_What you are asked to do_:
Among the lines of these entries, how many hold the word "JSON"? State only the number.
╭──
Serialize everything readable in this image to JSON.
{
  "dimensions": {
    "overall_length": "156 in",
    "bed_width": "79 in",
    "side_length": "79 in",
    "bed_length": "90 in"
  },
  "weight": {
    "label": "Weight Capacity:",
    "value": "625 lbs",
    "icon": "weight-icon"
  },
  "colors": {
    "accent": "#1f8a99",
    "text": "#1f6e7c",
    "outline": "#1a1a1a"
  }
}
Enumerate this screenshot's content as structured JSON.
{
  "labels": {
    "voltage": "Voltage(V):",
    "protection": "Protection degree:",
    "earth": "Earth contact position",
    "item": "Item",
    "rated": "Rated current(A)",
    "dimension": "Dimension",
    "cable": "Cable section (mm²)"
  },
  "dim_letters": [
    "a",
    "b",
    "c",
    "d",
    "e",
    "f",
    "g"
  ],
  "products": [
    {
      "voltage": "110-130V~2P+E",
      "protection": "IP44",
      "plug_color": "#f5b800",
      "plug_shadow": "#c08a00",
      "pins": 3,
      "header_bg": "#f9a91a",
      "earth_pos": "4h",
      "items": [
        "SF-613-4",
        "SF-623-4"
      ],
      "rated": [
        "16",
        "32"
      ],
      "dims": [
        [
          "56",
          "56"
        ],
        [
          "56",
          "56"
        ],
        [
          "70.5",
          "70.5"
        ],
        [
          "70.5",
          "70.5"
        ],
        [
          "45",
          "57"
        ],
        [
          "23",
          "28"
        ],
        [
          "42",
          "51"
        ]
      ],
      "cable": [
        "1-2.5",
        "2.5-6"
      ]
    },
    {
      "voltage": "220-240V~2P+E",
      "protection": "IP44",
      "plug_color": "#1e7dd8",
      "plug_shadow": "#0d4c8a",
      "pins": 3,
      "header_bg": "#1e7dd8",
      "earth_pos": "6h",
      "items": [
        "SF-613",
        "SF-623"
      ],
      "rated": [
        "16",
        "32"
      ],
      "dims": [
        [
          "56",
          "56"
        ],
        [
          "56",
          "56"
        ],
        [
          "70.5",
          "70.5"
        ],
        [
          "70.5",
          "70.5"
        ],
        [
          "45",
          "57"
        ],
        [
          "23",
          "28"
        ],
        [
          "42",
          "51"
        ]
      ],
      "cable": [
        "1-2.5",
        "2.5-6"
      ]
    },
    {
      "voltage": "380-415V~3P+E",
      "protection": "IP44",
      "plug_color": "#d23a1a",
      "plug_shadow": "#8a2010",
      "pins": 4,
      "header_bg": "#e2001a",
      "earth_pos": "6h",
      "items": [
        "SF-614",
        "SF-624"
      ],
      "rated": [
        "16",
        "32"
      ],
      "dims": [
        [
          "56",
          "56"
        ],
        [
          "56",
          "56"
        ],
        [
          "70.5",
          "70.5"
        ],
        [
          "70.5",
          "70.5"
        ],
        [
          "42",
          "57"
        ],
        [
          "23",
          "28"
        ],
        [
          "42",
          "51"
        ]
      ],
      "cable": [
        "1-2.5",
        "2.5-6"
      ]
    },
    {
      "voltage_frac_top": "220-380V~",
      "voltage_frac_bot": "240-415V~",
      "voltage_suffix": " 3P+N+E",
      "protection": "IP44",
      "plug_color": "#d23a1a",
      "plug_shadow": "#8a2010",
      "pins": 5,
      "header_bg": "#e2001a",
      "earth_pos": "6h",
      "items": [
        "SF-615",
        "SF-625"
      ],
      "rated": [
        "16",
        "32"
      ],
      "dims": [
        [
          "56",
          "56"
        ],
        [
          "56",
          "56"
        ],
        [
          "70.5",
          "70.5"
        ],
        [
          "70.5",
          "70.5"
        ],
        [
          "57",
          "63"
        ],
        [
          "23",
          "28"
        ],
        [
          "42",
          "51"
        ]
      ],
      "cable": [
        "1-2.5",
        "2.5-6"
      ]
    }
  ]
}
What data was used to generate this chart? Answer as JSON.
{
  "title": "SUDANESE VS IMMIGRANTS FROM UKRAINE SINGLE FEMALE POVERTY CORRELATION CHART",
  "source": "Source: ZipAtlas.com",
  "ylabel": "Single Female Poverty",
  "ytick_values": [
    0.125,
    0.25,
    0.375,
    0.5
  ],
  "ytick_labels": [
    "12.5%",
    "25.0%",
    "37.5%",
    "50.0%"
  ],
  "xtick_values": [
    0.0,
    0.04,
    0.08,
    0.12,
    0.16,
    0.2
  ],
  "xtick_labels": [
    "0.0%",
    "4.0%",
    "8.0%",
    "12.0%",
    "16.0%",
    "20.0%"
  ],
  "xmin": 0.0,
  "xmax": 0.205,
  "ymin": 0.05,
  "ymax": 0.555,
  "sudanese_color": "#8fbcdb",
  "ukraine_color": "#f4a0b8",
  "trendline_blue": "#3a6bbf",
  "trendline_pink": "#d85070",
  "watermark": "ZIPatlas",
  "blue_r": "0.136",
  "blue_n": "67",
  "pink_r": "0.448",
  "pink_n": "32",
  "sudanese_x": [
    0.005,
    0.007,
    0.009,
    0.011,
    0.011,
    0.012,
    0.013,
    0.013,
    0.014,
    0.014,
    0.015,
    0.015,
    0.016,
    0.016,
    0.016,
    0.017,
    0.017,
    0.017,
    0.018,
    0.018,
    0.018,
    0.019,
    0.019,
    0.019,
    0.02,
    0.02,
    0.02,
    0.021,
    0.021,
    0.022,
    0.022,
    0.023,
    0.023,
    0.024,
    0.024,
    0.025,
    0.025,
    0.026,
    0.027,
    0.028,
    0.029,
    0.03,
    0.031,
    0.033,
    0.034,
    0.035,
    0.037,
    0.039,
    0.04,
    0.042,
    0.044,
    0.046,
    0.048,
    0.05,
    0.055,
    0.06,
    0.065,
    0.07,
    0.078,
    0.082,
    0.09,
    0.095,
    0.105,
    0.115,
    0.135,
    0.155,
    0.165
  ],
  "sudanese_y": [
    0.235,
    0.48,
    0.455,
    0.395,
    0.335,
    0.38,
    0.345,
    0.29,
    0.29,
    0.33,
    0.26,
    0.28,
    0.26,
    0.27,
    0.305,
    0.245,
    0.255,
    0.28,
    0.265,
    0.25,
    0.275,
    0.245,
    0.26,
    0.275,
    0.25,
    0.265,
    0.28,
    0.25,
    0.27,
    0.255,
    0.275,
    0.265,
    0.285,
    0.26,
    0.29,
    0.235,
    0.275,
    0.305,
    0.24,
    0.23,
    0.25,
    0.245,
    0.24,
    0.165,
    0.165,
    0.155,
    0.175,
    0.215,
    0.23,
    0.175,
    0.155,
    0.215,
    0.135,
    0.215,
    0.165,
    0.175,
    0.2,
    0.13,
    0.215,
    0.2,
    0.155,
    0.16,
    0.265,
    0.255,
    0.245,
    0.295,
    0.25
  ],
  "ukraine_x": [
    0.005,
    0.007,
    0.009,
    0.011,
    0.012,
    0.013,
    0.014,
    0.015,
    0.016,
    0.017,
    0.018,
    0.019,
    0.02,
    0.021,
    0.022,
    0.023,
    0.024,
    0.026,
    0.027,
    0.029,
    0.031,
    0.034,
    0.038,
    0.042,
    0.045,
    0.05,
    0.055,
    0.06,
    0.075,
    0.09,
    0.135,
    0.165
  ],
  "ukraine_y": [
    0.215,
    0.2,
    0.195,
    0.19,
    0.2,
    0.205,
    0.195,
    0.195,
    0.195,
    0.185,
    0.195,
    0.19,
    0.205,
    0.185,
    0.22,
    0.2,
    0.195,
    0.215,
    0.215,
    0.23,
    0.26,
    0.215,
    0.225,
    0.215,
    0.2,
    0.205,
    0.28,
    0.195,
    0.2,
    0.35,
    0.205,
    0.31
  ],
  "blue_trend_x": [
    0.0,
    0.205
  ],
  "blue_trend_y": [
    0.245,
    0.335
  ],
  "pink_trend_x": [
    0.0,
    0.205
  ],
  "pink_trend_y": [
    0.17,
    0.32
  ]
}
╰──
_Full output_:
3